> [What you will do]: The records below must be copied in full; omit the images.

> [Entries shown]:

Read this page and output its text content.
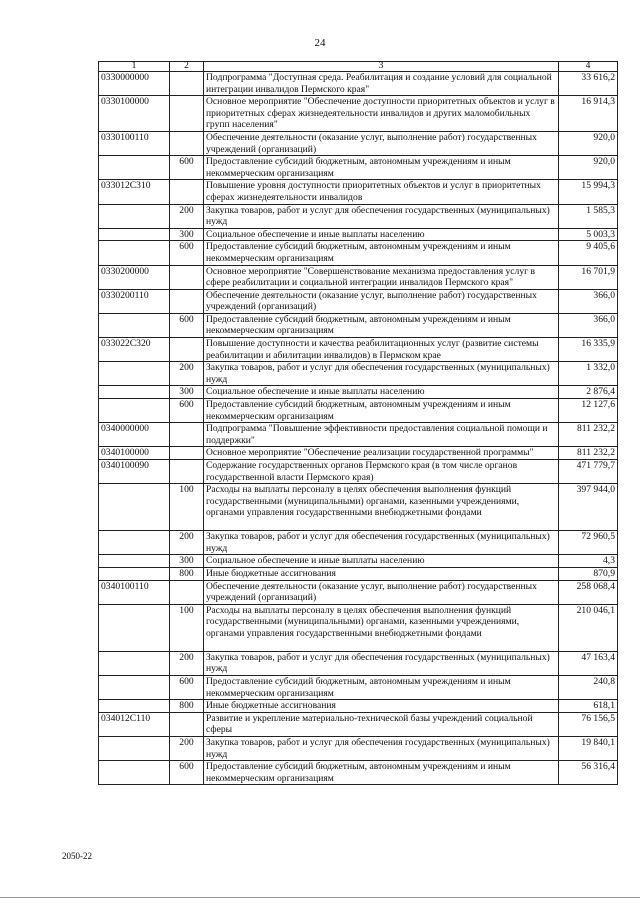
24
1	2	3	4
0330000000		Подпрограмма "Доступная среда. Реабилитация и создание условий для социальной интеграции инвалидов Пермского края"	33 616,2
0330100000		Основное мероприятие "Обеспечение доступности приоритетных объектов и услуг в приоритетных сферах жизнедеятельности инвалидов и других маломобильных групп населения"	16 914,3
0330100110		Обеспечение деятельности (оказание услуг, выполнение работ) государственных учреждений (организаций)	920,0
	600	Предоставление субсидий бюджетным, автономным учреждениям и иным некоммерческим организациям	920,0
033012С310		Повышение уровня доступности приоритетных объектов и услуг в приоритетных сферах жизнедеятельности инвалидов	15 994,3
	200	Закупка товаров, работ и услуг для обеспечения государственных (муниципальных) нужд	1 585,3
	300	Социальное обеспечение и иные выплаты населению	5 003,3
	600	Предоставление субсидий бюджетным, автономным учреждениям и иным некоммерческим организациям	9 405,6
0330200000		Основное мероприятие "Совершенствование механизма предоставления услуг в сфере реабилитации и социальной интеграции инвалидов Пермского края"	16 701,9
0330200110		Обеспечение деятельности (оказание услуг, выполнение работ) государственных учреждений (организаций)	366,0
	600	Предоставление субсидий бюджетным, автономным учреждениям и иным некоммерческим организациям	366,0
033022С320		Повышение доступности и качества реабилитационных услуг (развитие системы реабилитации и абилитации инвалидов) в Пермском крае	16 335,9
	200	Закупка товаров, работ и услуг для обеспечения государственных (муниципальных) нужд	1 332,0
	300	Социальное обеспечение и иные выплаты населению	2 876,4
	600	Предоставление субсидий бюджетным, автономным учреждениям и иным некоммерческим организациям	12 127,6
0340000000		Подпрограмма "Повышение эффективности предоставления социальной помощи и поддержки"	811 232,2
0340100000		Основное мероприятие "Обеспечение реализации государственной программы"	811 232,2
0340100090		Содержание государственных органов Пермского края (в том числе органов государственной власти Пермского края)	471 779,7
	100	Расходы на выплаты персоналу в целях обеспечения выполнения функций государственными (муниципальными) органами, казенными учреждениями, органами управления государственными внебюджетными фондами	397 944,0
	200	Закупка товаров, работ и услуг для обеспечения государственных (муниципальных) нужд	72 960,5
	300	Социальное обеспечение и иные выплаты населению	4,3
	800	Иные бюджетные ассигнования	870,9
0340100110		Обеспечение деятельности (оказание услуг, выполнение работ) государственных учреждений (организаций)	258 068,4
	100	Расходы на выплаты персоналу в целях обеспечения выполнения функций государственными (муниципальными) органами, казенными учреждениями, органами управления государственными внебюджетными фондами	210 046,1
	200	Закупка товаров, работ и услуг для обеспечения государственных (муниципальных) нужд	47 163,4
	600	Предоставление субсидий бюджетным, автономным учреждениям и иным некоммерческим организациям	240,8
	800	Иные бюджетные ассигнования	618,1
034012С110		Развитие и укрепление материально-технической базы учреждений социальной сферы	76 156,5
	200	Закупка товаров, работ и услуг для обеспечения государственных (муниципальных) нужд	19 840,1
	600	Предоставление субсидий бюджетным, автономным учреждениям и иным некоммерческим организациям	56 316,4
2050-22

> [Result]:
Read this page and output its text content.
24
1	2	3	4
0330000000		Подпрограмма "Доступная среда. Реабилитация и создание условий для социальной интеграции инвалидов Пермского края"	33 616,2
0330100000		Основное мероприятие "Обеспечение доступности приоритетных объектов и услуг в приоритетных сферах жизнедеятельности инвалидов и других маломобильных групп населения"	16 914,3
0330100110		Обеспечение деятельности (оказание услуг, выполнение работ) государственных учреждений (организаций)	920,0
	600	Предоставление субсидий бюджетным, автономным учреждениям и иным некоммерческим организациям	920,0
033012С310		Повышение уровня доступности приоритетных объектов и услуг в приоритетных сферах жизнедеятельности инвалидов	15 994,3
	200	Закупка товаров, работ и услуг для обеспечения государственных (муниципальных) нужд	1 585,3
	300	Социальное обеспечение и иные выплаты населению	5 003,3
	600	Предоставление субсидий бюджетным, автономным учреждениям и иным некоммерческим организациям	9 405,6
0330200000		Основное мероприятие "Совершенствование механизма предоставления услуг в сфере реабилитации и социальной интеграции инвалидов Пермского края"	16 701,9
0330200110		Обеспечение деятельности (оказание услуг, выполнение работ) государственных учреждений (организаций)	366,0
	600	Предоставление субсидий бюджетным, автономным учреждениям и иным некоммерческим организациям	366,0
033022С320		Повышение доступности и качества реабилитационных услуг (развитие системы реабилитации и абилитации инвалидов) в Пермском крае	16 335,9
	200	Закупка товаров, работ и услуг для обеспечения государственных (муниципальных) нужд	1 332,0
	300	Социальное обеспечение и иные выплаты населению	2 876,4
	600	Предоставление субсидий бюджетным, автономным учреждениям и иным некоммерческим организациям	12 127,6
0340000000		Подпрограмма "Повышение эффективности предоставления социальной помощи и поддержки"	811 232,2
0340100000		Основное мероприятие "Обеспечение реализации государственной программы"	811 232,2
0340100090		Содержание государственных органов Пермского края (в том числе органов государственной власти Пермского края)	471 779,7
	100	Расходы на выплаты персоналу в целях обеспечения выполнения функций государственными (муниципальными) органами, казенными учреждениями, органами управления государственными внебюджетными фондами	397 944,0
	200	Закупка товаров, работ и услуг для обеспечения государственных (муниципальных) нужд	72 960,5
	300	Социальное обеспечение и иные выплаты населению	4,3
	800	Иные бюджетные ассигнования	870,9
0340100110		Обеспечение деятельности (оказание услуг, выполнение работ) государственных учреждений (организаций)	258 068,4
	100	Расходы на выплаты персоналу в целях обеспечения выполнения функций государственными (муниципальными) органами, казенными учреждениями, органами управления государственными внебюджетными фондами	210 046,1
	200	Закупка товаров, работ и услуг для обеспечения государственных (муниципальных) нужд	47 163,4
	600	Предоставление субсидий бюджетным, автономным учреждениям и иным некоммерческим организациям	240,8
	800	Иные бюджетные ассигнования	618,1
034012С110		Развитие и укрепление материально-технической базы учреждений социальной сферы	76 156,5
	200	Закупка товаров, работ и услуг для обеспечения государственных (муниципальных) нужд	19 840,1
	600	Предоставление субсидий бюджетным, автономным учреждениям и иным некоммерческим организациям	56 316,4
2050-22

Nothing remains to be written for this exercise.